Begin Recorded data
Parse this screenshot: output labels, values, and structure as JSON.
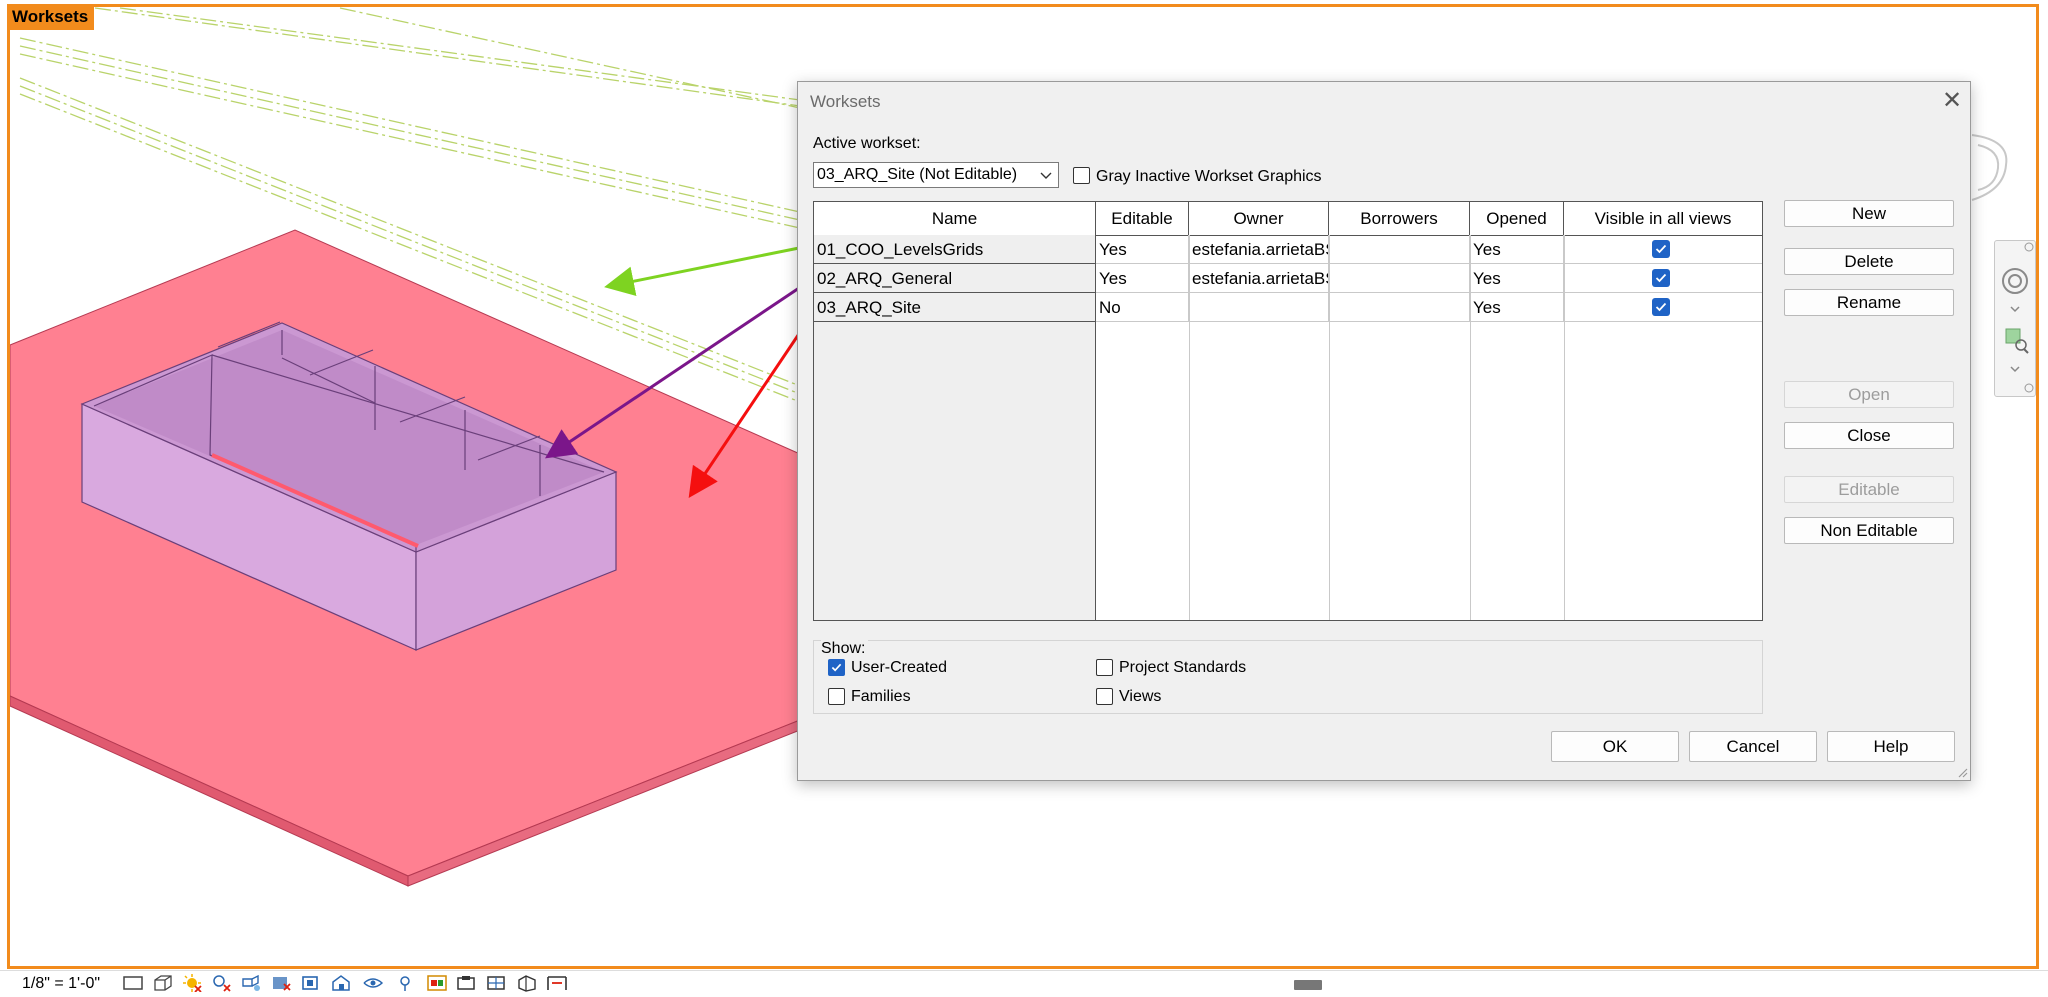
{
  "view": {
    "tag": "Worksets",
    "frame_color": "#f28b1c",
    "floor_color": "#ff8091",
    "box_color": "#d9a9df",
    "arrow_colors": [
      "#7ed321",
      "#7b168a",
      "#f50f0f"
    ]
  },
  "statusbar": {
    "scale": "1/8\" = 1'-0\"",
    "icons": [
      "detail-level-icon",
      "visual-style-icon",
      "sun-path-icon",
      "shadows-icon",
      "render-icon",
      "crop-view-icon",
      "show-crop-icon",
      "unlock-3d-icon",
      "temporary-hide-icon",
      "reveal-hidden-icon",
      "worksharing-display-icon",
      "temporary-view-properties-icon",
      "analytical-model-icon",
      "highlight-displacement-icon",
      "reveal-constraints-icon"
    ]
  },
  "dialog": {
    "title": "Worksets",
    "close_icon": "close-icon",
    "active_workset_label": "Active workset:",
    "active_workset_value": "03_ARQ_Site (Not Editable)",
    "gray_inactive_label": "Gray Inactive Workset Graphics",
    "gray_inactive_checked": false,
    "columns": [
      "Name",
      "Editable",
      "Owner",
      "Borrowers",
      "Opened",
      "Visible in all views"
    ],
    "rows": [
      {
        "name": "01_COO_LevelsGrids",
        "editable": "Yes",
        "owner": "estefania.arrietaBS",
        "borrowers": "",
        "opened": "Yes",
        "visible": true
      },
      {
        "name": "02_ARQ_General",
        "editable": "Yes",
        "owner": "estefania.arrietaBS",
        "borrowers": "",
        "opened": "Yes",
        "visible": true
      },
      {
        "name": "03_ARQ_Site",
        "editable": "No",
        "owner": "",
        "borrowers": "",
        "opened": "Yes",
        "visible": true
      }
    ],
    "buttons": {
      "new": "New",
      "delete": "Delete",
      "rename": "Rename",
      "open": "Open",
      "close": "Close",
      "editable": "Editable",
      "non_editable": "Non Editable"
    },
    "show": {
      "label": "Show:",
      "user_created": {
        "label": "User-Created",
        "checked": true
      },
      "families": {
        "label": "Families",
        "checked": false
      },
      "project_standards": {
        "label": "Project Standards",
        "checked": false
      },
      "views": {
        "label": "Views",
        "checked": false
      }
    },
    "footer": {
      "ok": "OK",
      "cancel": "Cancel",
      "help": "Help"
    },
    "accent_color": "#1f63c6"
  }
}
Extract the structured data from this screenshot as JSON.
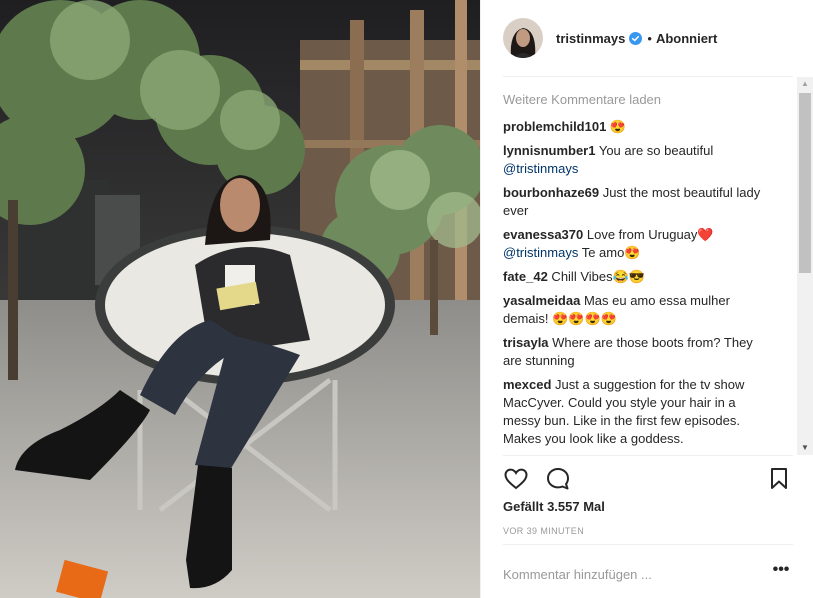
{
  "post": {
    "username": "tristinmays",
    "follow_state": "Abonniert",
    "separator": "•",
    "verified_icon": "verified-badge-icon"
  },
  "comments": {
    "load_more": "Weitere Kommentare laden",
    "items": [
      {
        "user": "problemchild101",
        "text": " 😍",
        "mention": "",
        "after": ""
      },
      {
        "user": "lynnisnumber1",
        "text": " You are so beautiful ",
        "mention": "@tristinmays",
        "after": ""
      },
      {
        "user": "bourbonhaze69",
        "text": " Just the most beautiful lady ever",
        "mention": "",
        "after": ""
      },
      {
        "user": "evanessa370",
        "text": " Love from Uruguay❤️ ",
        "mention": "@tristinmays",
        "after": " Te amo😍"
      },
      {
        "user": "fate_42",
        "text": " Chill Vibes😂😎",
        "mention": "",
        "after": ""
      },
      {
        "user": "yasalmeidaa",
        "text": " Mas eu amo essa mulher demais! 😍😍😍😍",
        "mention": "",
        "after": ""
      },
      {
        "user": "trisayla",
        "text": " Where are those boots from? They are stunning",
        "mention": "",
        "after": ""
      },
      {
        "user": "mexced",
        "text": " Just a suggestion for the tv show MacCyver. Could you style your hair in a messy bun. Like in the first few episodes. Makes you look like a goddess.",
        "mention": "",
        "after": ""
      }
    ]
  },
  "actions": {
    "like_icon": "heart-icon",
    "comment_icon": "comment-icon",
    "save_icon": "bookmark-icon"
  },
  "likes": "Gefällt 3.557 Mal",
  "timestamp": "VOR 39 MINUTEN",
  "add_comment": {
    "placeholder": "Kommentar hinzufügen ...",
    "more_label": "•••"
  },
  "scrollbar": {
    "up_arrow": "▲",
    "down_arrow": "▼"
  },
  "colors": {
    "mention": "#003569",
    "muted": "#999999",
    "text": "#262626",
    "verified": "#3897f0"
  }
}
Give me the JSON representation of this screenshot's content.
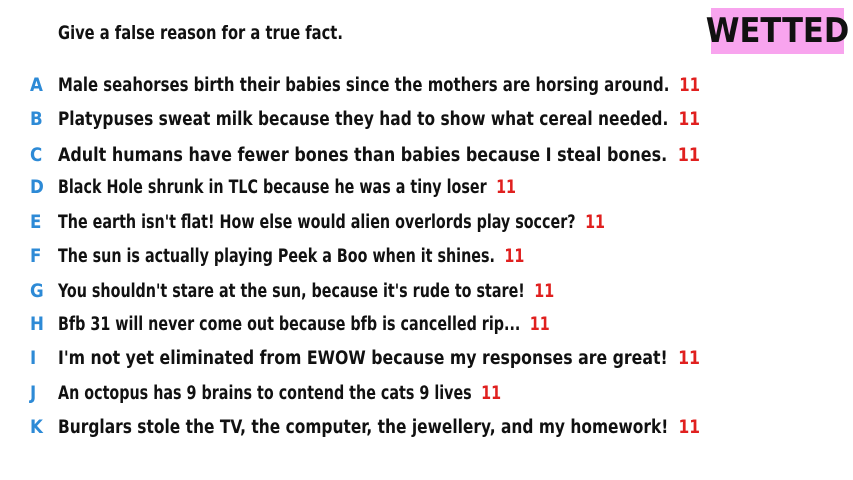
{
  "prompt": "Give a false reason for a true fact.",
  "badge": {
    "label": "WETTED",
    "color": "#f8a4ee"
  },
  "colors": {
    "letter": "#2d8ad6",
    "score": "#e0201f",
    "text": "#111111"
  },
  "responses": [
    {
      "letter": "A",
      "text": "Male seahorses birth their babies since the mothers are horsing around.",
      "score": "11"
    },
    {
      "letter": "B",
      "text": "Platypuses sweat milk because they had to show what cereal needed.",
      "score": "11"
    },
    {
      "letter": "C",
      "text": "Adult humans have fewer bones than babies because I steal bones.",
      "score": "11"
    },
    {
      "letter": "D",
      "text": "Black Hole shrunk in TLC because he was a tiny loser",
      "score": "11"
    },
    {
      "letter": "E",
      "text": "The earth isn't flat! How else would alien overlords play soccer?",
      "score": "11"
    },
    {
      "letter": "F",
      "text": "The sun is actually playing Peek a Boo when it shines.",
      "score": "11"
    },
    {
      "letter": "G",
      "text": "You shouldn't stare at the sun, because it's rude to stare!",
      "score": "11"
    },
    {
      "letter": "H",
      "text": "Bfb 31 will never come out because bfb is cancelled rip...",
      "score": "11"
    },
    {
      "letter": "I",
      "text": "I'm not yet eliminated from EWOW because my responses are great!",
      "score": "11"
    },
    {
      "letter": "J",
      "text": "An octopus has 9 brains to contend the cats 9 lives",
      "score": "11"
    },
    {
      "letter": "K",
      "text": "Burglars stole the TV, the computer, the jewellery, and my homework!",
      "score": "11"
    }
  ]
}
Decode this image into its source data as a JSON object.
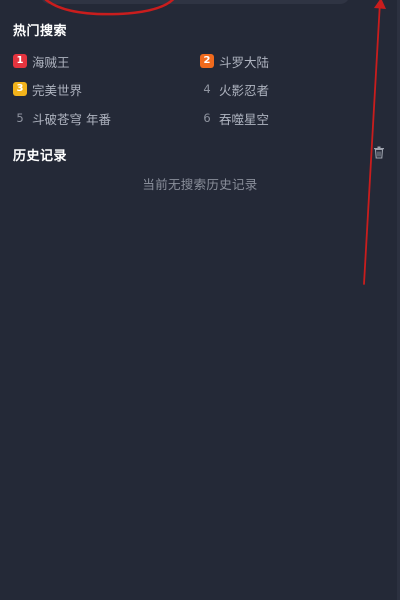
{
  "hot_search": {
    "title": "热门搜索",
    "items": [
      {
        "rank": "1",
        "label": "海贼王",
        "badge_color": "#e5343f"
      },
      {
        "rank": "2",
        "label": "斗罗大陆",
        "badge_color": "#f06a1d"
      },
      {
        "rank": "3",
        "label": "完美世界",
        "badge_color": "#f2b31b"
      },
      {
        "rank": "4",
        "label": "火影忍者",
        "badge_color": ""
      },
      {
        "rank": "5",
        "label": "斗破苍穹 年番",
        "badge_color": ""
      },
      {
        "rank": "6",
        "label": "吞噬星空",
        "badge_color": ""
      }
    ]
  },
  "history": {
    "title": "历史记录",
    "empty_text": "当前无搜索历史记录",
    "clear_icon": "trash-icon"
  },
  "colors": {
    "background": "#242937",
    "annotation": "#c91d1d"
  }
}
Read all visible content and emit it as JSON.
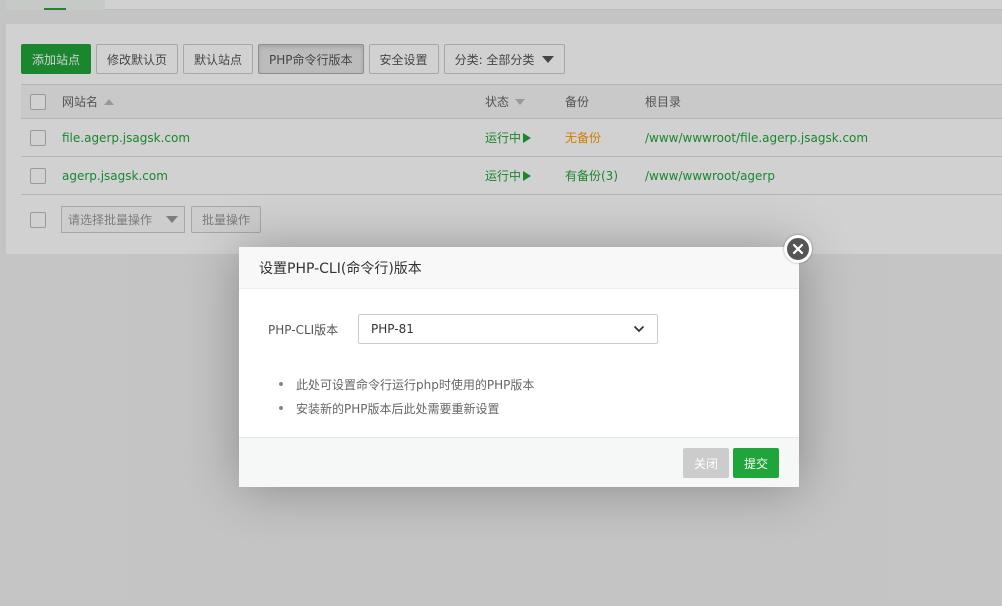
{
  "toolbar": {
    "add_site": "添加站点",
    "modify_default_page": "修改默认页",
    "default_site": "默认站点",
    "php_cli_version": "PHP命令行版本",
    "security_settings": "安全设置",
    "category_filter": "分类: 全部分类"
  },
  "table": {
    "headers": {
      "site_name": "网站名",
      "status": "状态",
      "backup": "备份",
      "root_dir": "根目录"
    },
    "rows": [
      {
        "name": "file.agerp.jsagsk.com",
        "status": "运行中",
        "backup": "无备份",
        "root": "/www/wwwroot/file.agerp.jsagsk.com"
      },
      {
        "name": "agerp.jsagsk.com",
        "status": "运行中",
        "backup": "有备份(3)",
        "root": "/www/wwwroot/agerp"
      }
    ]
  },
  "batch": {
    "select_placeholder": "请选择批量操作",
    "batch_button": "批量操作"
  },
  "dialog": {
    "title": "设置PHP-CLI(命令行)版本",
    "field_label": "PHP-CLI版本",
    "selected_version": "PHP-81",
    "tips": [
      "此处可设置命令行运行php时使用的PHP版本",
      "安装新的PHP版本后此处需要重新设置"
    ],
    "close_button": "关闭",
    "submit_button": "提交"
  },
  "colors": {
    "accent": "#20a53a",
    "warning": "#ff9900"
  },
  "icons": {
    "close": "close-icon",
    "sort_asc": "sort-asc-icon",
    "sort_desc": "sort-desc-icon",
    "running": "play-icon",
    "dropdown": "chevron-down-icon"
  }
}
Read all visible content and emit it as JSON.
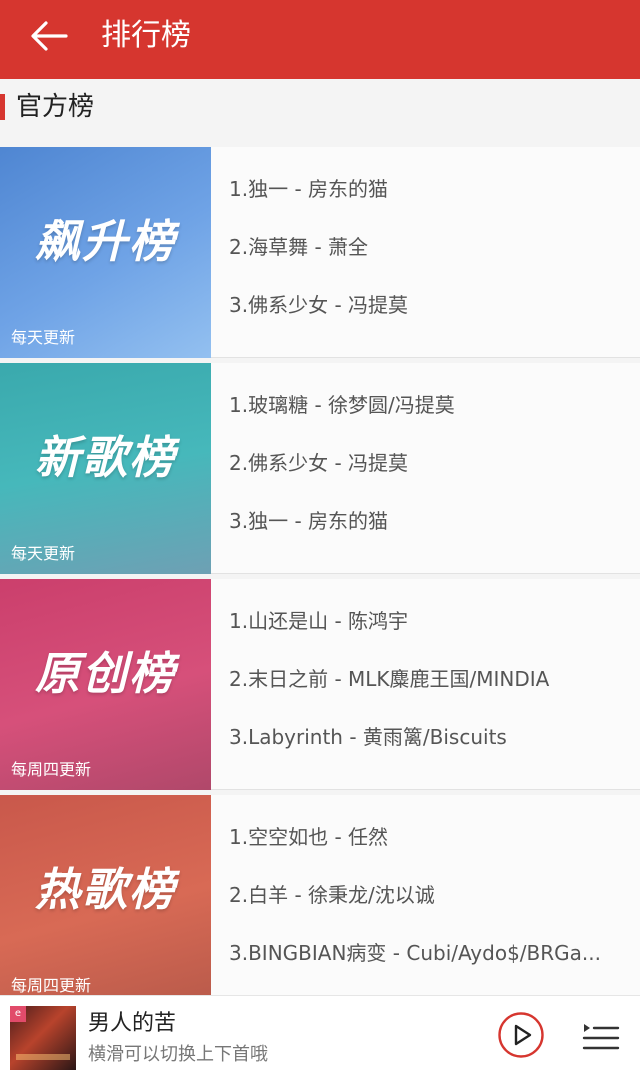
{
  "header": {
    "title": "排行榜",
    "back_icon": "arrow-left-icon"
  },
  "section": {
    "label": "官方榜"
  },
  "charts": [
    {
      "name": "飙升榜",
      "frequency": "每天更新",
      "songs": [
        "1.独一 - 房东的猫",
        "2.海草舞 - 萧全",
        "3.佛系少女 - 冯提莫"
      ]
    },
    {
      "name": "新歌榜",
      "frequency": "每天更新",
      "songs": [
        "1.玻璃糖 - 徐梦圆/冯提莫",
        "2.佛系少女 - 冯提莫",
        "3.独一 - 房东的猫"
      ]
    },
    {
      "name": "原创榜",
      "frequency": "每周四更新",
      "songs": [
        "1.山还是山 - 陈鸿宇",
        "2.末日之前 - MLK麋鹿王国/MINDIA",
        "3.Labyrinth - 黄雨篱/Biscuits"
      ]
    },
    {
      "name": "热歌榜",
      "frequency": "每周四更新",
      "songs": [
        "1.空空如也  - 任然",
        "2.白羊 - 徐秉龙/沈以诚",
        "3.BINGBIAN病变 - Cubi/Aydo$/BRGa..."
      ]
    }
  ],
  "player": {
    "song_title": "男人的苦",
    "hint": "横滑可以切换上下首哦",
    "play_icon": "play-circle-icon",
    "playlist_icon": "playlist-icon"
  },
  "colors": {
    "accent": "#d6362f",
    "cover_1": "#5c93d8",
    "cover_2": "#3fb2b5",
    "cover_3": "#cf4574",
    "cover_4": "#cc5f4f"
  }
}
End Recorded data
Given problem :: Find every line in the records that has the string "style", then state how many there are and nothing else.

Complete response :: 2